Report back each line of the records that contains the string "Proportion".

DATA PROVIDED -
>> Begin
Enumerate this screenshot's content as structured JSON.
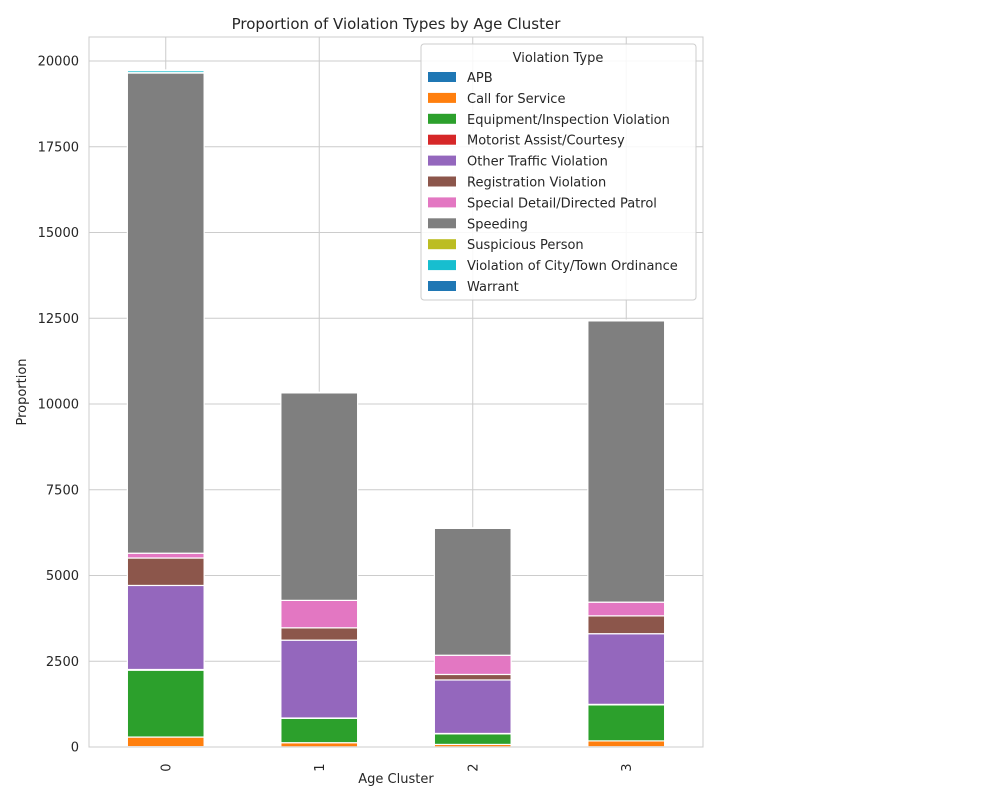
{
  "chart_data": {
    "type": "bar",
    "stacked": true,
    "title": "Proportion of Violation Types by Age Cluster",
    "xlabel": "Age Cluster",
    "ylabel": "Proportion",
    "categories": [
      "0",
      "1",
      "2",
      "3"
    ],
    "ylim": [
      0,
      20700
    ],
    "yticks": [
      0,
      2500,
      5000,
      7500,
      10000,
      12500,
      15000,
      17500,
      20000
    ],
    "grid": true,
    "legend": {
      "title": "Violation Type",
      "placement": "top-right"
    },
    "series": [
      {
        "name": "APB",
        "color": "#1f77b4",
        "values": [
          10,
          5,
          5,
          8
        ]
      },
      {
        "name": "Call for Service",
        "color": "#ff7f0e",
        "values": [
          280,
          120,
          70,
          170
        ]
      },
      {
        "name": "Equipment/Inspection Violation",
        "color": "#2ca02c",
        "values": [
          1950,
          710,
          310,
          1050
        ]
      },
      {
        "name": "Motorist Assist/Courtesy",
        "color": "#d62728",
        "values": [
          20,
          10,
          10,
          15
        ]
      },
      {
        "name": "Other Traffic Violation",
        "color": "#9467bd",
        "values": [
          2450,
          2270,
          1560,
          2060
        ]
      },
      {
        "name": "Registration Violation",
        "color": "#8c564b",
        "values": [
          800,
          360,
          160,
          520
        ]
      },
      {
        "name": "Special Detail/Directed Patrol",
        "color": "#e377c2",
        "values": [
          140,
          800,
          560,
          400
        ]
      },
      {
        "name": "Speeding",
        "color": "#7f7f7f",
        "values": [
          14000,
          6050,
          3700,
          8200
        ]
      },
      {
        "name": "Suspicious Person",
        "color": "#bcbd22",
        "values": [
          10,
          5,
          5,
          5
        ]
      },
      {
        "name": "Violation of City/Town Ordinance",
        "color": "#17becf",
        "values": [
          60,
          5,
          5,
          10
        ]
      },
      {
        "name": "Warrant",
        "color": "#1f77b4",
        "values": [
          20,
          5,
          5,
          10
        ]
      }
    ]
  }
}
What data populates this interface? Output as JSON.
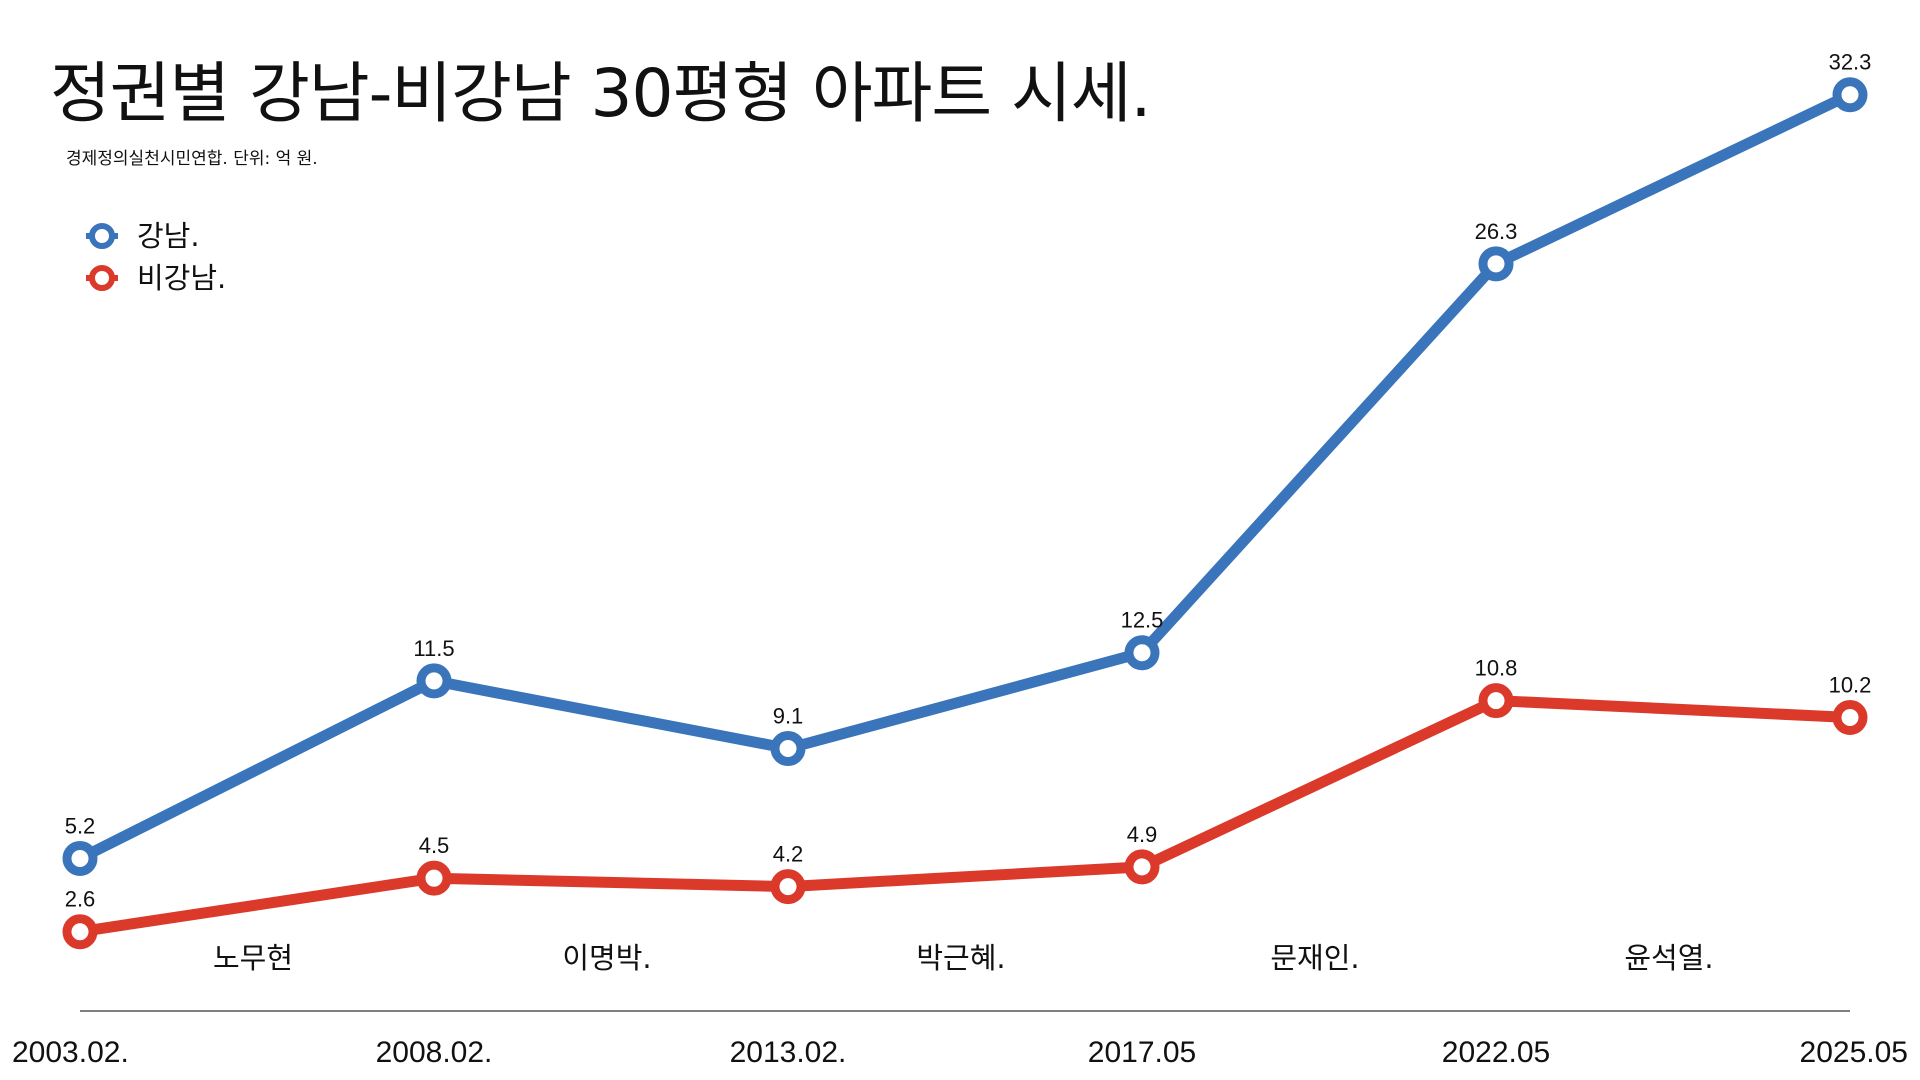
{
  "title": "정권별 강남-비강남 30평형 아파트 시세.",
  "subtitle": "경제정의실천시민연합. 단위: 억 원.",
  "chart_data": {
    "type": "line",
    "title": "정권별 강남-비강남 30평형 아파트 시세.",
    "subtitle": "경제정의실천시민연합. 단위: 억 원.",
    "categories": [
      "2003.02.",
      "2008.02.",
      "2013.02.",
      "2017.05",
      "2022.05",
      "2025.05"
    ],
    "series": [
      {
        "name": "강남.",
        "color": "#3a75bb",
        "values": [
          5.2,
          11.5,
          9.1,
          12.5,
          26.3,
          32.3
        ]
      },
      {
        "name": "비강남.",
        "color": "#db3a2b",
        "values": [
          2.6,
          4.5,
          4.2,
          4.9,
          10.8,
          10.2
        ]
      }
    ],
    "eras": [
      "노무현",
      "이명박.",
      "박근혜.",
      "문재인.",
      "윤석열."
    ],
    "legend": "top-left",
    "grid": false,
    "xlabel": "",
    "ylabel": "",
    "ylim": [
      0,
      34
    ]
  }
}
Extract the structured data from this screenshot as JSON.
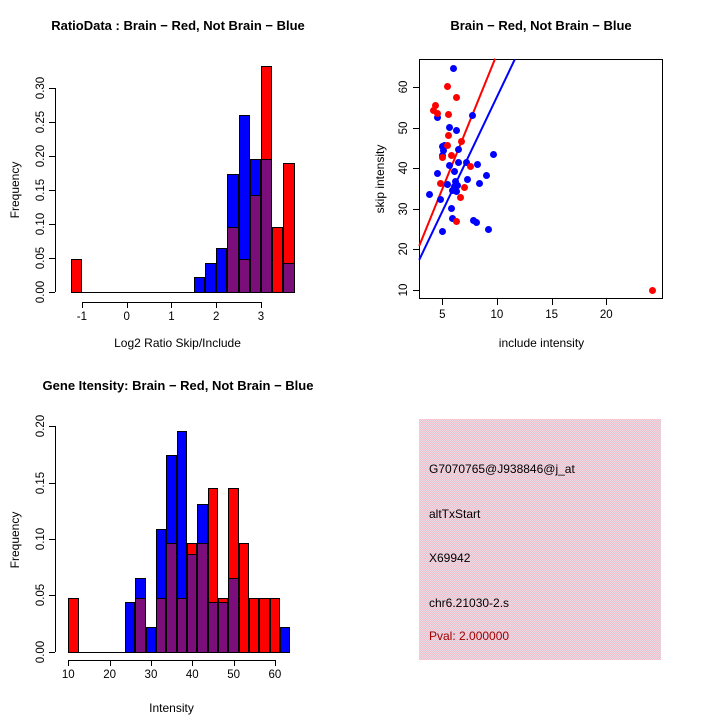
{
  "colors": {
    "red": "#FF0000",
    "blue": "#0000FF",
    "purple": "#7C0E7C",
    "pink_a": "#F4BECB",
    "pink_b": "#E3DBE6",
    "pval_text": "#A00000",
    "black": "#000000"
  },
  "chart_data": [
    {
      "id": "ratio_hist",
      "type": "bar",
      "title": "RatioData : Brain − Red, Not Brain − Blue",
      "xlabel": "Log2 Ratio Skip/Include",
      "ylabel": "Frequency",
      "x_ticks": [
        -1,
        0,
        1,
        2,
        3
      ],
      "y_ticks": [
        "0.00",
        "0.05",
        "0.10",
        "0.15",
        "0.20",
        "0.25",
        "0.30"
      ],
      "xlim": [
        -1.45,
        3.85
      ],
      "ylim": [
        0,
        0.3
      ],
      "grid": false,
      "legend": "none",
      "bin_width": 0.25,
      "bar_range": [
        -1.25,
        3.75
      ],
      "series_note": "red = Brain (n/21), blue = Not Brain (n/46), purple = overlap min(red,blue)",
      "bins": [
        {
          "x": -1.25,
          "blue": 0,
          "red": 0.048
        },
        {
          "x": 1.5,
          "blue": 0.022,
          "red": 0
        },
        {
          "x": 1.75,
          "blue": 0.043,
          "red": 0
        },
        {
          "x": 2.0,
          "blue": 0.065,
          "red": 0
        },
        {
          "x": 2.25,
          "blue": 0.174,
          "red": 0.095
        },
        {
          "x": 2.5,
          "blue": 0.261,
          "red": 0.048
        },
        {
          "x": 2.75,
          "blue": 0.196,
          "red": 0.143
        },
        {
          "x": 3.0,
          "blue": 0.196,
          "red": 0.333
        },
        {
          "x": 3.25,
          "blue": 0,
          "red": 0.095
        },
        {
          "x": 3.5,
          "blue": 0.043,
          "red": 0.19
        }
      ]
    },
    {
      "id": "intensity_scatter",
      "type": "scatter",
      "title": "Brain − Red, Not Brain − Blue",
      "xlabel": "include intensity",
      "ylabel": "skip intensity",
      "x_ticks": [
        5,
        10,
        15,
        20
      ],
      "y_ticks": [
        10,
        20,
        30,
        40,
        50,
        60
      ],
      "xlim": [
        2.9,
        25.2
      ],
      "ylim": [
        7.8,
        67.0
      ],
      "grid": false,
      "red_points": [
        [
          5.5,
          60.2
        ],
        [
          6.3,
          57.5
        ],
        [
          4.4,
          55.5
        ],
        [
          4.2,
          54.3
        ],
        [
          4.6,
          53.4
        ],
        [
          5.6,
          53.3
        ],
        [
          5.6,
          48.0
        ],
        [
          6.8,
          46.6
        ],
        [
          5.5,
          45.6
        ],
        [
          5.8,
          43.2
        ],
        [
          5.0,
          42.7
        ],
        [
          7.6,
          40.3
        ],
        [
          4.8,
          36.2
        ],
        [
          7.0,
          35.2
        ],
        [
          6.7,
          32.8
        ],
        [
          6.3,
          26.9
        ],
        [
          24.2,
          10.0
        ]
      ],
      "blue_points": [
        [
          6.0,
          64.6
        ],
        [
          4.6,
          52.5
        ],
        [
          7.8,
          53.1
        ],
        [
          5.7,
          50.0
        ],
        [
          6.3,
          49.2
        ],
        [
          5.2,
          45.7
        ],
        [
          5.0,
          45.3
        ],
        [
          5.1,
          44.3
        ],
        [
          6.5,
          44.6
        ],
        [
          5.0,
          43.2
        ],
        [
          9.7,
          43.3
        ],
        [
          6.5,
          41.4
        ],
        [
          7.2,
          41.3
        ],
        [
          8.2,
          41.0
        ],
        [
          5.7,
          40.6
        ],
        [
          6.1,
          39.1
        ],
        [
          9.0,
          38.2
        ],
        [
          4.6,
          38.6
        ],
        [
          7.3,
          37.1
        ],
        [
          6.2,
          36.8
        ],
        [
          5.5,
          36.0
        ],
        [
          6.4,
          35.8
        ],
        [
          6.1,
          35.4
        ],
        [
          8.4,
          36.2
        ],
        [
          5.9,
          34.6
        ],
        [
          6.3,
          34.3
        ],
        [
          3.8,
          33.5
        ],
        [
          4.8,
          32.2
        ],
        [
          5.8,
          30.0
        ],
        [
          5.9,
          27.7
        ],
        [
          7.9,
          27.2
        ],
        [
          8.1,
          26.6
        ],
        [
          5.0,
          24.5
        ],
        [
          9.2,
          24.8
        ]
      ],
      "red_line": {
        "x1": 2.87,
        "y1": 21.0,
        "x2": 9.8,
        "y2": 67.0
      },
      "blue_line": {
        "x1": 2.87,
        "y1": 17.7,
        "x2": 11.6,
        "y2": 67.0
      }
    },
    {
      "id": "gene_intensity_hist",
      "type": "bar",
      "title": "Gene Itensity: Brain − Red, Not Brain − Blue",
      "xlabel": "Intensity",
      "ylabel": "Frequency",
      "x_ticks": [
        10,
        20,
        30,
        40,
        50,
        60
      ],
      "y_ticks": [
        "0.00",
        "0.05",
        "0.10",
        "0.15",
        "0.20"
      ],
      "xlim": [
        8,
        66
      ],
      "ylim": [
        0,
        0.2
      ],
      "grid": false,
      "legend": "none",
      "bin_width": 2.5,
      "bar_range": [
        10,
        63.75
      ],
      "series_note": "red = Brain (n/21), blue = Not Brain (n/46), purple = overlap min(red,blue)",
      "bins": [
        {
          "x": 10.0,
          "blue": 0,
          "red": 0.048
        },
        {
          "x": 23.75,
          "blue": 0.044,
          "red": 0
        },
        {
          "x": 26.25,
          "blue": 0.065,
          "red": 0.048
        },
        {
          "x": 28.75,
          "blue": 0.022,
          "red": 0
        },
        {
          "x": 31.25,
          "blue": 0.109,
          "red": 0.048
        },
        {
          "x": 33.75,
          "blue": 0.174,
          "red": 0.096
        },
        {
          "x": 36.25,
          "blue": 0.196,
          "red": 0.048
        },
        {
          "x": 38.75,
          "blue": 0.087,
          "red": 0.096
        },
        {
          "x": 41.25,
          "blue": 0.131,
          "red": 0.096
        },
        {
          "x": 43.75,
          "blue": 0.044,
          "red": 0.145
        },
        {
          "x": 46.25,
          "blue": 0.044,
          "red": 0.048
        },
        {
          "x": 48.75,
          "blue": 0.065,
          "red": 0.145
        },
        {
          "x": 51.25,
          "blue": 0,
          "red": 0.096
        },
        {
          "x": 53.75,
          "blue": 0,
          "red": 0.048
        },
        {
          "x": 56.25,
          "blue": 0,
          "red": 0.048
        },
        {
          "x": 58.75,
          "blue": 0,
          "red": 0.048
        },
        {
          "x": 61.25,
          "blue": 0.022,
          "red": 0
        }
      ]
    },
    {
      "id": "info_panel",
      "type": "table",
      "lines": [
        {
          "text": "G7070765@J938846@j_at",
          "color": "#000000"
        },
        {
          "text": "altTxStart",
          "color": "#000000"
        },
        {
          "text": "X69942",
          "color": "#000000"
        },
        {
          "text": "chr6.21030-2.s",
          "color": "#000000"
        },
        {
          "text": "Pval: 2.000000",
          "color": "#A00000"
        }
      ]
    }
  ]
}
>> End
FINISHED ANSWER -
    "title": "Proportion of Violation Types by Age Cluster",
    "ylabel": "Proportion",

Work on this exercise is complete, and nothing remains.